Set task ▸
Search the data below for the string "Time". Extract every line that contains it.

-------- Provided data

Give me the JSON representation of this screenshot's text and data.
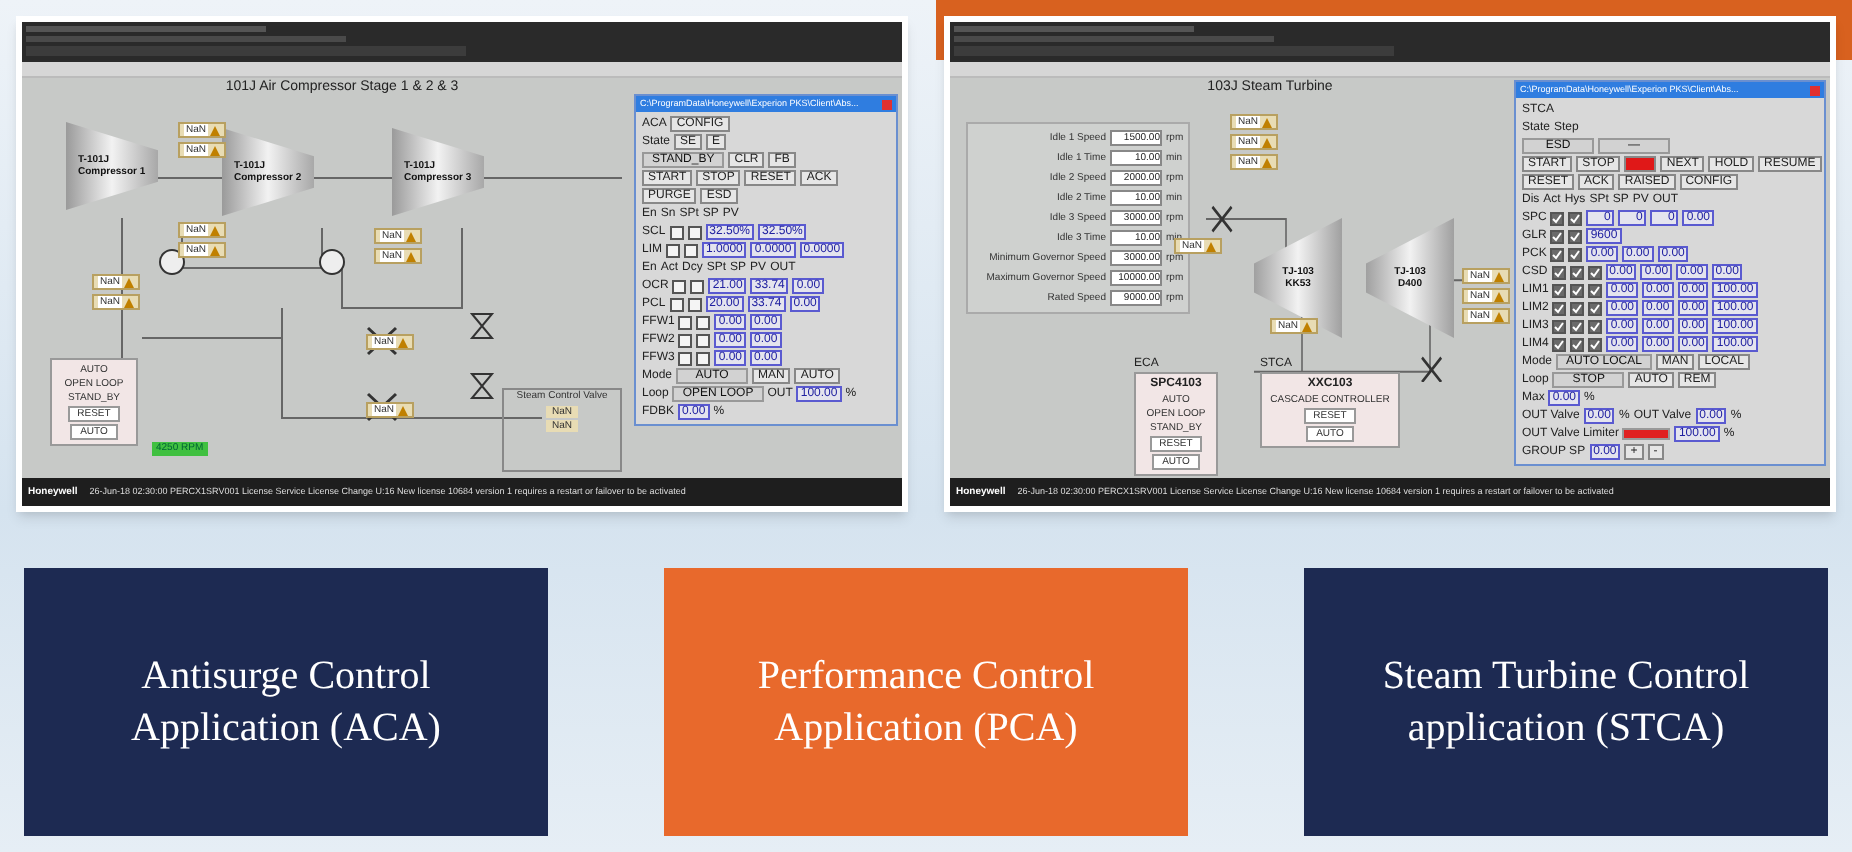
{
  "screens": [
    {
      "kind": "compressor",
      "display_title": "101J Air Compressor Stage 1 & 2 & 3",
      "machines": [
        {
          "tag": "T-101J",
          "name": "Compressor 1"
        },
        {
          "tag": "T-101J",
          "name": "Compressor 2"
        },
        {
          "tag": "T-101J",
          "name": "Compressor 3"
        }
      ],
      "tags": [
        "NaN",
        "NaN",
        "NaN",
        "NaN",
        "NaN",
        "NaN",
        "NaN",
        "NaN",
        "NaN",
        "NaN"
      ],
      "side_box": {
        "title": "Steam Control Valve",
        "tags": [
          "NaN",
          "NaN"
        ]
      },
      "mini_faceplates": [
        {
          "lines": [
            "AUTO",
            "OPEN LOOP",
            "STAND_BY"
          ],
          "buttons": [
            "RESET",
            "AUTO"
          ]
        }
      ],
      "badge": "4250 RPM",
      "faceplate": {
        "path": "C:\\ProgramData\\Honeywell\\Experion PKS\\Client\\Abs...",
        "rows": [
          {
            "items": [
              {
                "kind": "label",
                "text": "ACA"
              },
              {
                "kind": "button",
                "text": "CONFIG"
              }
            ]
          },
          {
            "items": [
              {
                "kind": "label",
                "text": "State"
              },
              {
                "kind": "button",
                "text": "SE"
              },
              {
                "kind": "button",
                "text": "E"
              }
            ]
          },
          {
            "items": [
              {
                "kind": "field",
                "text": "STAND_BY"
              },
              {
                "kind": "button",
                "text": "CLR"
              },
              {
                "kind": "button",
                "text": "FB"
              }
            ]
          },
          {
            "items": [
              {
                "kind": "button",
                "text": "START"
              },
              {
                "kind": "button",
                "text": "STOP"
              },
              {
                "kind": "button",
                "text": "RESET"
              },
              {
                "kind": "button",
                "text": "ACK"
              }
            ]
          },
          {
            "items": [
              {
                "kind": "button",
                "text": "PURGE"
              },
              {
                "kind": "button",
                "text": "ESD"
              }
            ]
          },
          {
            "items": [
              {
                "kind": "label",
                "text": "En"
              },
              {
                "kind": "label",
                "text": "Sn"
              },
              {
                "kind": "label",
                "text": "SPt"
              },
              {
                "kind": "label",
                "text": "SP"
              },
              {
                "kind": "label",
                "text": "PV"
              }
            ]
          },
          {
            "items": [
              {
                "kind": "label",
                "text": "SCL"
              },
              {
                "kind": "check",
                "checked": false
              },
              {
                "kind": "check",
                "checked": false
              },
              {
                "kind": "value",
                "text": "32.50%"
              },
              {
                "kind": "value",
                "text": "32.50%"
              }
            ]
          },
          {
            "items": [
              {
                "kind": "label",
                "text": "LIM"
              },
              {
                "kind": "check",
                "checked": false
              },
              {
                "kind": "check",
                "checked": false
              },
              {
                "kind": "value",
                "text": "1.0000"
              },
              {
                "kind": "value",
                "text": "0.0000"
              },
              {
                "kind": "value",
                "text": "0.0000"
              }
            ]
          },
          {
            "items": [
              {
                "kind": "label",
                "text": "En"
              },
              {
                "kind": "label",
                "text": "Act"
              },
              {
                "kind": "label",
                "text": "Dcy"
              },
              {
                "kind": "label",
                "text": "SPt"
              },
              {
                "kind": "label",
                "text": "SP"
              },
              {
                "kind": "label",
                "text": "PV"
              },
              {
                "kind": "label",
                "text": "OUT"
              }
            ]
          },
          {
            "items": [
              {
                "kind": "label",
                "text": "OCR"
              },
              {
                "kind": "check",
                "checked": false
              },
              {
                "kind": "check",
                "checked": false
              },
              {
                "kind": "value",
                "text": "21.00"
              },
              {
                "kind": "value",
                "text": "33.74"
              },
              {
                "kind": "value",
                "text": "0.00"
              }
            ]
          },
          {
            "items": [
              {
                "kind": "label",
                "text": "PCL"
              },
              {
                "kind": "check",
                "checked": false
              },
              {
                "kind": "check",
                "checked": false
              },
              {
                "kind": "value",
                "text": "20.00"
              },
              {
                "kind": "value",
                "text": "33.74"
              },
              {
                "kind": "value",
                "text": "0.00"
              }
            ]
          },
          {
            "items": [
              {
                "kind": "label",
                "text": "FFW1"
              },
              {
                "kind": "check",
                "checked": false
              },
              {
                "kind": "check",
                "checked": false
              },
              {
                "kind": "value",
                "text": "0.00"
              },
              {
                "kind": "value",
                "text": "0.00"
              }
            ]
          },
          {
            "items": [
              {
                "kind": "label",
                "text": "FFW2"
              },
              {
                "kind": "check",
                "checked": false
              },
              {
                "kind": "check",
                "checked": false
              },
              {
                "kind": "value",
                "text": "0.00"
              },
              {
                "kind": "value",
                "text": "0.00"
              }
            ]
          },
          {
            "items": [
              {
                "kind": "label",
                "text": "FFW3"
              },
              {
                "kind": "check",
                "checked": false
              },
              {
                "kind": "check",
                "checked": false
              },
              {
                "kind": "value",
                "text": "0.00"
              },
              {
                "kind": "value",
                "text": "0.00"
              }
            ]
          },
          {
            "items": [
              {
                "kind": "label",
                "text": "Mode"
              },
              {
                "kind": "field",
                "text": "AUTO"
              },
              {
                "kind": "button",
                "text": "MAN"
              },
              {
                "kind": "button",
                "text": "AUTO"
              }
            ]
          },
          {
            "items": [
              {
                "kind": "label",
                "text": "Loop"
              },
              {
                "kind": "field",
                "text": "OPEN LOOP"
              },
              {
                "kind": "label",
                "text": "OUT"
              },
              {
                "kind": "value",
                "text": "100.00"
              },
              {
                "kind": "label",
                "text": "%"
              }
            ]
          },
          {
            "items": [
              {
                "kind": "label",
                "text": "FDBK"
              },
              {
                "kind": "value",
                "text": "0.00"
              },
              {
                "kind": "label",
                "text": "%"
              }
            ]
          }
        ]
      },
      "status_bar": {
        "brand": "Honeywell",
        "message": "26-Jun-18 02:30:00 PERCX1SRV001 License Service License Change U:16 New license 10684 version 1 requires a restart or failover to be activated"
      }
    },
    {
      "kind": "turbine",
      "display_title": "103J Steam Turbine",
      "machines": [
        {
          "tag": "TJ-103",
          "name": "KK53"
        },
        {
          "tag": "TJ-103",
          "name": "D400"
        }
      ],
      "tags": [
        "NaN",
        "NaN",
        "NaN",
        "NaN",
        "NaN",
        "NaN",
        "NaN",
        "NaN"
      ],
      "params": [
        {
          "label": "Idle 1 Speed",
          "value": "1500.00",
          "unit": "rpm"
        },
        {
          "label": "Idle 1 Time",
          "value": "10.00",
          "unit": "min"
        },
        {
          "label": "Idle 2 Speed",
          "value": "2000.00",
          "unit": "rpm"
        },
        {
          "label": "Idle 2 Time",
          "value": "10.00",
          "unit": "min"
        },
        {
          "label": "Idle 3 Speed",
          "value": "3000.00",
          "unit": "rpm"
        },
        {
          "label": "Idle 3 Time",
          "value": "10.00",
          "unit": "min"
        },
        {
          "label": "Minimum Governor Speed",
          "value": "3000.00",
          "unit": "rpm"
        },
        {
          "label": "Maximum Governor Speed",
          "value": "10000.00",
          "unit": "rpm"
        },
        {
          "label": "Rated Speed",
          "value": "9000.00",
          "unit": "rpm"
        }
      ],
      "mini_faceplates": [
        {
          "caption": "ECA",
          "title": "SPC4103",
          "lines": [
            "AUTO",
            "OPEN LOOP",
            "STAND_BY"
          ],
          "buttons": [
            "RESET",
            "AUTO"
          ]
        },
        {
          "caption": "STCA",
          "title": "XXC103",
          "lines": [
            "CASCADE CONTROLLER"
          ],
          "buttons": [
            "RESET",
            "AUTO"
          ]
        }
      ],
      "faceplate": {
        "path": "C:\\ProgramData\\Honeywell\\Experion PKS\\Client\\Abs...",
        "rows": [
          {
            "items": [
              {
                "kind": "label",
                "text": "STCA"
              }
            ]
          },
          {
            "items": [
              {
                "kind": "label",
                "text": "State"
              },
              {
                "kind": "label",
                "text": "Step"
              }
            ]
          },
          {
            "items": [
              {
                "kind": "field",
                "text": "ESD"
              },
              {
                "kind": "field",
                "text": "—"
              }
            ]
          },
          {
            "items": [
              {
                "kind": "button",
                "text": "START"
              },
              {
                "kind": "button",
                "text": "STOP"
              },
              {
                "kind": "button",
                "alert": true
              },
              {
                "kind": "button",
                "text": "NEXT"
              },
              {
                "kind": "button",
                "text": "HOLD"
              },
              {
                "kind": "button",
                "text": "RESUME"
              }
            ]
          },
          {
            "items": [
              {
                "kind": "button",
                "text": "RESET"
              },
              {
                "kind": "button",
                "text": "ACK"
              },
              {
                "kind": "button",
                "text": "RAISED"
              },
              {
                "kind": "button",
                "text": "CONFIG"
              }
            ]
          },
          {
            "items": [
              {
                "kind": "label",
                "text": "Dis"
              },
              {
                "kind": "label",
                "text": "Act"
              },
              {
                "kind": "label",
                "text": "Hys"
              },
              {
                "kind": "label",
                "text": "SPt"
              },
              {
                "kind": "label",
                "text": "SP"
              },
              {
                "kind": "label",
                "text": "PV"
              },
              {
                "kind": "label",
                "text": "OUT"
              }
            ]
          },
          {
            "items": [
              {
                "kind": "label",
                "text": "SPC"
              },
              {
                "kind": "check",
                "checked": true
              },
              {
                "kind": "check",
                "checked": true
              },
              {
                "kind": "value",
                "text": "0"
              },
              {
                "kind": "value",
                "text": "0"
              },
              {
                "kind": "value",
                "text": "0"
              },
              {
                "kind": "value",
                "text": "0.00"
              }
            ]
          },
          {
            "items": [
              {
                "kind": "label",
                "text": "GLR"
              },
              {
                "kind": "check",
                "checked": true
              },
              {
                "kind": "check",
                "checked": true
              },
              {
                "kind": "value",
                "text": "9600"
              }
            ]
          },
          {
            "items": [
              {
                "kind": "label",
                "text": "PCK"
              },
              {
                "kind": "check",
                "checked": true
              },
              {
                "kind": "check",
                "checked": true
              },
              {
                "kind": "value",
                "text": "0.00"
              },
              {
                "kind": "value",
                "text": "0.00"
              },
              {
                "kind": "value",
                "text": "0.00"
              }
            ]
          },
          {
            "items": [
              {
                "kind": "label",
                "text": "CSD"
              },
              {
                "kind": "check",
                "checked": true
              },
              {
                "kind": "check",
                "checked": true
              },
              {
                "kind": "check",
                "checked": true
              },
              {
                "kind": "value",
                "text": "0.00"
              },
              {
                "kind": "value",
                "text": "0.00"
              },
              {
                "kind": "value",
                "text": "0.00"
              },
              {
                "kind": "value",
                "text": "0.00"
              }
            ]
          },
          {
            "items": [
              {
                "kind": "label",
                "text": "LIM1"
              },
              {
                "kind": "check",
                "checked": true
              },
              {
                "kind": "check",
                "checked": true
              },
              {
                "kind": "check",
                "checked": true
              },
              {
                "kind": "value",
                "text": "0.00"
              },
              {
                "kind": "value",
                "text": "0.00"
              },
              {
                "kind": "value",
                "text": "0.00"
              },
              {
                "kind": "value",
                "text": "100.00"
              }
            ]
          },
          {
            "items": [
              {
                "kind": "label",
                "text": "LIM2"
              },
              {
                "kind": "check",
                "checked": true
              },
              {
                "kind": "check",
                "checked": true
              },
              {
                "kind": "check",
                "checked": true
              },
              {
                "kind": "value",
                "text": "0.00"
              },
              {
                "kind": "value",
                "text": "0.00"
              },
              {
                "kind": "value",
                "text": "0.00"
              },
              {
                "kind": "value",
                "text": "100.00"
              }
            ]
          },
          {
            "items": [
              {
                "kind": "label",
                "text": "LIM3"
              },
              {
                "kind": "check",
                "checked": true
              },
              {
                "kind": "check",
                "checked": true
              },
              {
                "kind": "check",
                "checked": true
              },
              {
                "kind": "value",
                "text": "0.00"
              },
              {
                "kind": "value",
                "text": "0.00"
              },
              {
                "kind": "value",
                "text": "0.00"
              },
              {
                "kind": "value",
                "text": "100.00"
              }
            ]
          },
          {
            "items": [
              {
                "kind": "label",
                "text": "LIM4"
              },
              {
                "kind": "check",
                "checked": true
              },
              {
                "kind": "check",
                "checked": true
              },
              {
                "kind": "check",
                "checked": true
              },
              {
                "kind": "value",
                "text": "0.00"
              },
              {
                "kind": "value",
                "text": "0.00"
              },
              {
                "kind": "value",
                "text": "0.00"
              },
              {
                "kind": "value",
                "text": "100.00"
              }
            ]
          },
          {
            "items": [
              {
                "kind": "label",
                "text": "Mode"
              },
              {
                "kind": "field",
                "text": "AUTO LOCAL"
              },
              {
                "kind": "button",
                "text": "MAN"
              },
              {
                "kind": "button",
                "text": "LOCAL"
              }
            ]
          },
          {
            "items": [
              {
                "kind": "label",
                "text": "Loop"
              },
              {
                "kind": "field",
                "text": "STOP"
              },
              {
                "kind": "button",
                "text": "AUTO"
              },
              {
                "kind": "button",
                "text": "REM"
              }
            ]
          },
          {
            "items": [
              {
                "kind": "label",
                "text": "Max"
              },
              {
                "kind": "value",
                "text": "0.00"
              },
              {
                "kind": "label",
                "text": "%"
              }
            ]
          },
          {
            "items": [
              {
                "kind": "label",
                "text": "OUT Valve"
              },
              {
                "kind": "value",
                "text": "0.00"
              },
              {
                "kind": "label",
                "text": "%"
              },
              {
                "kind": "label",
                "text": "OUT Valve"
              },
              {
                "kind": "value",
                "text": "0.00"
              },
              {
                "kind": "label",
                "text": "%"
              }
            ]
          },
          {
            "items": [
              {
                "kind": "label",
                "text": "OUT Valve Limiter"
              },
              {
                "kind": "bar",
                "level": 1
              },
              {
                "kind": "value",
                "text": "100.00"
              },
              {
                "kind": "label",
                "text": "%"
              }
            ]
          },
          {
            "items": [
              {
                "kind": "label",
                "text": "GROUP SP"
              },
              {
                "kind": "value",
                "text": "0.00"
              },
              {
                "kind": "button",
                "text": "+"
              },
              {
                "kind": "button",
                "text": "-"
              }
            ]
          }
        ]
      },
      "status_bar": {
        "brand": "Honeywell",
        "message": "26-Jun-18 02:30:00 PERCX1SRV001 License Service License Change U:16 New license 10684 version 1 requires a restart or failover to be activated"
      }
    }
  ],
  "tiles": [
    {
      "text": "Antisurge Control Application (ACA)",
      "color": "#1d2a52"
    },
    {
      "text": "Performance Control Application (PCA)",
      "color": "#e8692c"
    },
    {
      "text": "Steam Turbine Control application (STCA)",
      "color": "#1d2a52"
    }
  ]
}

----------------

Answer ▸
          "label": "Idle 1 Time",
          "label": "Idle 2 Time",
          "label": "Idle 3 Time",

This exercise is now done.